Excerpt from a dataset
Start
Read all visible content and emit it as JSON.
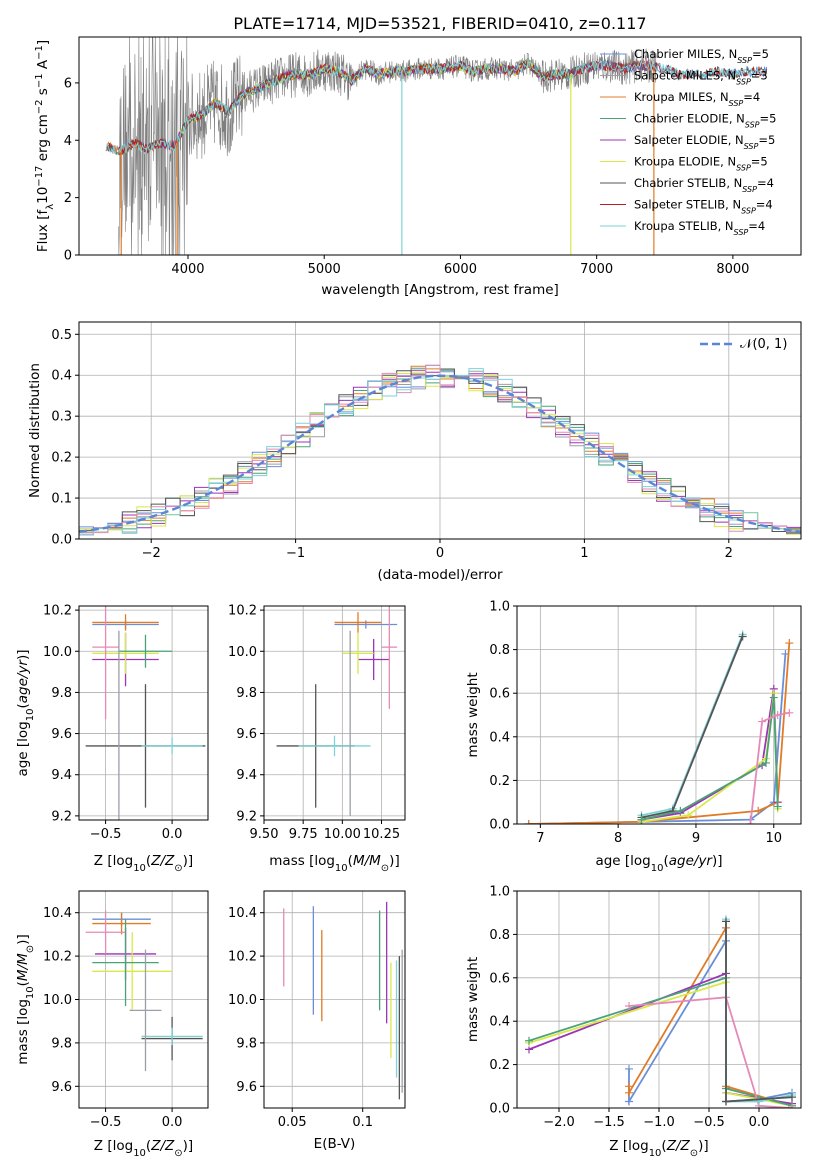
{
  "figure": {
    "title": "PLATE=1714, MJD=53521, FIBERID=0410, z=0.117"
  },
  "models": [
    {
      "name": "Chabrier MILES, N$_{SSP}$=5",
      "label_main": "Chabrier MILES, N",
      "label_sub": "SSP",
      "label_tail": "=5",
      "color": "#6a8fd8"
    },
    {
      "name": "Salpeter MILES",
      "label_main": "Salpeter MILES, N",
      "label_sub": "SSP",
      "label_tail": "=3",
      "color": "#9aa0a6"
    },
    {
      "name": "Kroupa MILES",
      "label_main": "Kroupa MILES, N",
      "label_sub": "SSP",
      "label_tail": "=4",
      "color": "#e07b28"
    },
    {
      "name": "Chabrier ELODIE",
      "label_main": "Chabrier ELODIE, N",
      "label_sub": "SSP",
      "label_tail": "=5",
      "color": "#4aa377"
    },
    {
      "name": "Salpeter ELODIE",
      "label_main": "Salpeter ELODIE, N",
      "label_sub": "SSP",
      "label_tail": "=5",
      "color": "#9b35b5"
    },
    {
      "name": "Kroupa ELODIE",
      "label_main": "Kroupa ELODIE, N",
      "label_sub": "SSP",
      "label_tail": "=5",
      "color": "#d9e84a"
    },
    {
      "name": "Chabrier STELIB",
      "label_main": "Chabrier STELIB, N",
      "label_sub": "SSP",
      "label_tail": "=4",
      "color": "#555555"
    },
    {
      "name": "Salpeter STELIB",
      "label_main": "Salpeter STELIB, N",
      "label_sub": "SSP",
      "label_tail": "=4",
      "color": "#b22222"
    },
    {
      "name": "Kroupa STELIB",
      "label_main": "Kroupa STELIB, N",
      "label_sub": "SSP",
      "label_tail": "=4",
      "color": "#7dd3d8"
    }
  ],
  "chart_data": [
    {
      "id": "spectrum",
      "type": "line",
      "xlabel": "wavelength [Angstrom, rest frame]",
      "ylabel": "Flux [f_λ 10^-17 erg cm^-2 s^-1 A^-1]",
      "xlim": [
        3200,
        8500
      ],
      "ylim": [
        0,
        7.6
      ],
      "xticks": [
        4000,
        5000,
        6000,
        7000,
        8000
      ],
      "yticks": [
        0,
        2,
        4,
        6
      ],
      "legend": "upper right",
      "spectrum": {
        "x": [
          3400,
          3500,
          3600,
          3700,
          3800,
          3900,
          4000,
          4100,
          4200,
          4300,
          4400,
          4500,
          4600,
          4700,
          4800,
          4900,
          5000,
          5100,
          5200,
          5300,
          5400,
          5500,
          5600,
          5700,
          5800,
          5900,
          6000,
          6100,
          6200,
          6300,
          6400,
          6500,
          6600,
          6700,
          6800,
          6900,
          7000,
          7100,
          7200,
          7300,
          7400,
          7500,
          7600,
          7700,
          7800,
          7900,
          8000,
          8100,
          8200
        ],
        "y": [
          3.8,
          3.6,
          3.9,
          3.7,
          3.9,
          3.8,
          4.7,
          4.9,
          5.3,
          5.0,
          5.6,
          5.8,
          6.0,
          6.2,
          6.3,
          6.3,
          6.5,
          6.4,
          6.1,
          6.5,
          6.3,
          6.4,
          6.4,
          6.5,
          6.5,
          6.5,
          6.6,
          6.4,
          6.5,
          6.5,
          6.4,
          6.7,
          6.2,
          6.3,
          6.3,
          6.5,
          6.6,
          6.6,
          6.5,
          6.6,
          6.6,
          6.5,
          6.3,
          6.3,
          6.3,
          6.4,
          6.3,
          6.4,
          6.4
        ]
      }
    },
    {
      "id": "residuals",
      "type": "step",
      "xlabel": "(data-model)/error",
      "ylabel": "Normed distribution",
      "xlim": [
        -2.5,
        2.5
      ],
      "ylim": [
        0,
        0.53
      ],
      "xticks": [
        -2,
        -1,
        0,
        1,
        2
      ],
      "yticks": [
        0.0,
        0.1,
        0.2,
        0.3,
        0.4,
        0.5
      ],
      "legend_label": "𝒩(0, 1)",
      "legend": "upper right",
      "gaussian": {
        "mu": 0,
        "sigma": 1
      }
    },
    {
      "id": "age_vs_Z",
      "type": "errorbar",
      "xlabel": "Z [log10(Z/Z☉)]",
      "ylabel": "age [log10(age/yr)]",
      "xlim": [
        -0.7,
        0.27
      ],
      "ylim": [
        9.18,
        10.22
      ],
      "xticks": [
        -0.5,
        0.0
      ],
      "yticks": [
        9.2,
        9.4,
        9.6,
        9.8,
        10.0,
        10.2
      ],
      "points": [
        {
          "m": 0,
          "x": -0.35,
          "y": 10.13,
          "xerr": 0.25,
          "yerr": 0.02
        },
        {
          "m": 2,
          "x": -0.35,
          "y": 10.14,
          "xerr": 0.25,
          "yerr": 0.04
        },
        {
          "m": 4,
          "x": -0.35,
          "y": 9.96,
          "xerr": 0.25,
          "yerr": 0.13
        },
        {
          "m": 5,
          "x": -0.35,
          "y": 9.99,
          "xerr": 0.25,
          "yerr": 0.1
        },
        {
          "m": 7,
          "x": -0.5,
          "y": 10.02,
          "xerr": 0.1,
          "yerr": 0.35
        },
        {
          "m": 3,
          "x": -0.2,
          "y": 10.0,
          "xerr": 0.2,
          "yerr": 0.08
        },
        {
          "m": 6,
          "x": -0.2,
          "y": 9.54,
          "xerr": 0.45,
          "yerr": 0.3
        },
        {
          "m": 8,
          "x": 0.0,
          "y": 9.54,
          "xerr": 0.23,
          "yerr": 0.04
        },
        {
          "m": 1,
          "x": -0.4,
          "y": 9.6,
          "xerr": 0.0,
          "yerr": 0.5
        }
      ]
    },
    {
      "id": "age_vs_mass",
      "type": "errorbar",
      "xlabel": "mass [log10(M/M☉)]",
      "ylabel": "",
      "xlim": [
        9.5,
        10.4
      ],
      "ylim": [
        9.18,
        10.22
      ],
      "xticks": [
        9.5,
        9.75,
        10.0,
        10.25
      ],
      "yticks": [
        9.2,
        9.4,
        9.6,
        9.8,
        10.0,
        10.2
      ],
      "points": [
        {
          "m": 0,
          "x": 10.15,
          "y": 10.13,
          "xerr": 0.2,
          "yerr": 0.02
        },
        {
          "m": 2,
          "x": 10.1,
          "y": 10.14,
          "xerr": 0.15,
          "yerr": 0.05
        },
        {
          "m": 4,
          "x": 10.2,
          "y": 9.96,
          "xerr": 0.1,
          "yerr": 0.1
        },
        {
          "m": 5,
          "x": 10.1,
          "y": 9.99,
          "xerr": 0.1,
          "yerr": 0.1
        },
        {
          "m": 7,
          "x": 10.3,
          "y": 10.02,
          "xerr": 0.05,
          "yerr": 0.3
        },
        {
          "m": 6,
          "x": 9.83,
          "y": 9.54,
          "xerr": 0.25,
          "yerr": 0.3
        },
        {
          "m": 8,
          "x": 9.95,
          "y": 9.54,
          "xerr": 0.23,
          "yerr": 0.05
        },
        {
          "m": 1,
          "x": 10.05,
          "y": 9.65,
          "xerr": 0.0,
          "yerr": 0.45
        }
      ]
    },
    {
      "id": "massweight_vs_age",
      "type": "line",
      "xlabel": "age [log10(age/yr)]",
      "ylabel": "mass weight",
      "xlim": [
        6.7,
        10.35
      ],
      "ylim": [
        0,
        1.0
      ],
      "xticks": [
        7,
        8,
        9,
        10
      ],
      "yticks": [
        0.0,
        0.2,
        0.4,
        0.6,
        0.8,
        1.0
      ],
      "series": [
        {
          "m": 8,
          "x": [
            8.3,
            8.7,
            9.6
          ],
          "y": [
            0.04,
            0.07,
            0.87
          ]
        },
        {
          "m": 6,
          "x": [
            8.3,
            8.7,
            9.6
          ],
          "y": [
            0.03,
            0.06,
            0.86
          ]
        },
        {
          "m": 0,
          "x": [
            6.85,
            8.3,
            9.7,
            10.0,
            10.15
          ],
          "y": [
            0.0,
            0.01,
            0.02,
            0.1,
            0.78
          ]
        },
        {
          "m": 2,
          "x": [
            6.85,
            8.3,
            9.8,
            10.05,
            10.2
          ],
          "y": [
            0.0,
            0.01,
            0.06,
            0.1,
            0.83
          ]
        },
        {
          "m": 4,
          "x": [
            8.3,
            8.8,
            9.85,
            10.0,
            10.05
          ],
          "y": [
            0.02,
            0.05,
            0.27,
            0.62,
            0.1
          ]
        },
        {
          "m": 5,
          "x": [
            8.3,
            8.9,
            9.9,
            10.0,
            10.05
          ],
          "y": [
            0.01,
            0.04,
            0.3,
            0.6,
            0.07
          ]
        },
        {
          "m": 3,
          "x": [
            8.3,
            8.8,
            9.9,
            10.0,
            10.05
          ],
          "y": [
            0.02,
            0.06,
            0.28,
            0.58,
            0.08
          ]
        },
        {
          "m": 7,
          "x": [
            9.7,
            9.85,
            10.05,
            10.2
          ],
          "y": [
            0.0,
            0.47,
            0.5,
            0.51
          ]
        }
      ]
    },
    {
      "id": "mass_vs_Z",
      "type": "errorbar",
      "xlabel": "Z [log10(Z/Z☉)]",
      "ylabel": "mass [log10(M/M☉)]",
      "xlim": [
        -0.7,
        0.27
      ],
      "ylim": [
        9.5,
        10.5
      ],
      "xticks": [
        -0.5,
        0.0
      ],
      "yticks": [
        9.6,
        9.8,
        10.0,
        10.2,
        10.4
      ],
      "points": [
        {
          "m": 0,
          "x": -0.38,
          "y": 10.37,
          "xerr": 0.22,
          "yerr": 0.03
        },
        {
          "m": 2,
          "x": -0.38,
          "y": 10.35,
          "xerr": 0.22,
          "yerr": 0.05
        },
        {
          "m": 4,
          "x": -0.35,
          "y": 10.21,
          "xerr": 0.23,
          "yerr": 0.12
        },
        {
          "m": 5,
          "x": -0.3,
          "y": 10.13,
          "xerr": 0.3,
          "yerr": 0.18
        },
        {
          "m": 7,
          "x": -0.5,
          "y": 10.31,
          "xerr": 0.15,
          "yerr": 0.1
        },
        {
          "m": 3,
          "x": -0.35,
          "y": 10.17,
          "xerr": 0.25,
          "yerr": 0.2
        },
        {
          "m": 6,
          "x": 0.0,
          "y": 9.82,
          "xerr": 0.23,
          "yerr": 0.1
        },
        {
          "m": 8,
          "x": 0.0,
          "y": 9.83,
          "xerr": 0.23,
          "yerr": 0.04
        },
        {
          "m": 1,
          "x": -0.2,
          "y": 9.95,
          "xerr": 0.12,
          "yerr": 0.28
        }
      ]
    },
    {
      "id": "mass_vs_ebv",
      "type": "errorbar",
      "xlabel": "E(B-V)",
      "ylabel": "",
      "xlim": [
        0.03,
        0.13
      ],
      "ylim": [
        9.5,
        10.5
      ],
      "xticks": [
        0.05,
        0.1
      ],
      "yticks": [
        9.6,
        9.8,
        10.0,
        10.2,
        10.4
      ],
      "points": [
        {
          "m": 7,
          "x": 0.044,
          "y": 10.24,
          "yerr": 0.18
        },
        {
          "m": 0,
          "x": 0.065,
          "y": 10.18,
          "yerr": 0.25
        },
        {
          "m": 2,
          "x": 0.071,
          "y": 10.11,
          "yerr": 0.21
        },
        {
          "m": 3,
          "x": 0.112,
          "y": 10.18,
          "yerr": 0.23
        },
        {
          "m": 4,
          "x": 0.117,
          "y": 10.17,
          "yerr": 0.28
        },
        {
          "m": 5,
          "x": 0.12,
          "y": 9.95,
          "yerr": 0.22
        },
        {
          "m": 8,
          "x": 0.124,
          "y": 9.91,
          "yerr": 0.27
        },
        {
          "m": 6,
          "x": 0.126,
          "y": 9.87,
          "yerr": 0.33
        },
        {
          "m": 1,
          "x": 0.128,
          "y": 9.9,
          "yerr": 0.33
        }
      ]
    },
    {
      "id": "massweight_vs_Z",
      "type": "line",
      "xlabel": "Z [log10(Z/Z☉)]",
      "ylabel": "mass weight",
      "xlim": [
        -2.42,
        0.42
      ],
      "ylim": [
        0,
        1.0
      ],
      "xticks": [
        -2.0,
        -1.5,
        -1.0,
        -0.5,
        0.0
      ],
      "yticks": [
        0.0,
        0.2,
        0.4,
        0.6,
        0.8,
        1.0
      ],
      "series": [
        {
          "m": 0,
          "x": [
            -1.3,
            -1.3,
            -0.33,
            -0.33,
            0.0,
            0.33
          ],
          "y": [
            0.18,
            0.03,
            0.77,
            0.03,
            0.04,
            0.07
          ]
        },
        {
          "m": 2,
          "x": [
            -1.3,
            -1.3,
            -0.33,
            -0.33,
            0.33
          ],
          "y": [
            0.1,
            0.07,
            0.83,
            0.1,
            0.01
          ]
        },
        {
          "m": 4,
          "x": [
            -2.3,
            -0.33,
            -0.33,
            0.33
          ],
          "y": [
            0.27,
            0.62,
            0.07,
            0.02
          ]
        },
        {
          "m": 5,
          "x": [
            -2.3,
            -0.33,
            -0.33,
            0.33
          ],
          "y": [
            0.3,
            0.58,
            0.07,
            0.01
          ]
        },
        {
          "m": 3,
          "x": [
            -2.3,
            -0.33,
            -0.33,
            0.33
          ],
          "y": [
            0.31,
            0.6,
            0.09,
            0.01
          ]
        },
        {
          "m": 7,
          "x": [
            -1.3,
            -0.33,
            0.0,
            0.33
          ],
          "y": [
            0.47,
            0.51,
            0.01,
            0.0
          ]
        },
        {
          "m": 8,
          "x": [
            -0.33,
            -0.33,
            0.0,
            0.33
          ],
          "y": [
            0.87,
            0.03,
            0.03,
            0.06
          ]
        },
        {
          "m": 6,
          "x": [
            -0.33,
            -0.33,
            0.33
          ],
          "y": [
            0.86,
            0.03,
            0.05
          ]
        }
      ]
    }
  ]
}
End
Your goal | Collect the lines of the data that carry the word "xlabel".

Output for this exercise |
      "xlabel": "wavelength [Angstrom, rest frame]",
      "xlabel": "(data-model)/error",
      "xlabel": "Z [log10(Z/Z☉)]",
      "xlabel": "mass [log10(M/M☉)]",
      "xlabel": "age [log10(age/yr)]",
      "xlabel": "Z [log10(Z/Z☉)]",
      "xlabel": "E(B-V)",
      "xlabel": "Z [log10(Z/Z☉)]",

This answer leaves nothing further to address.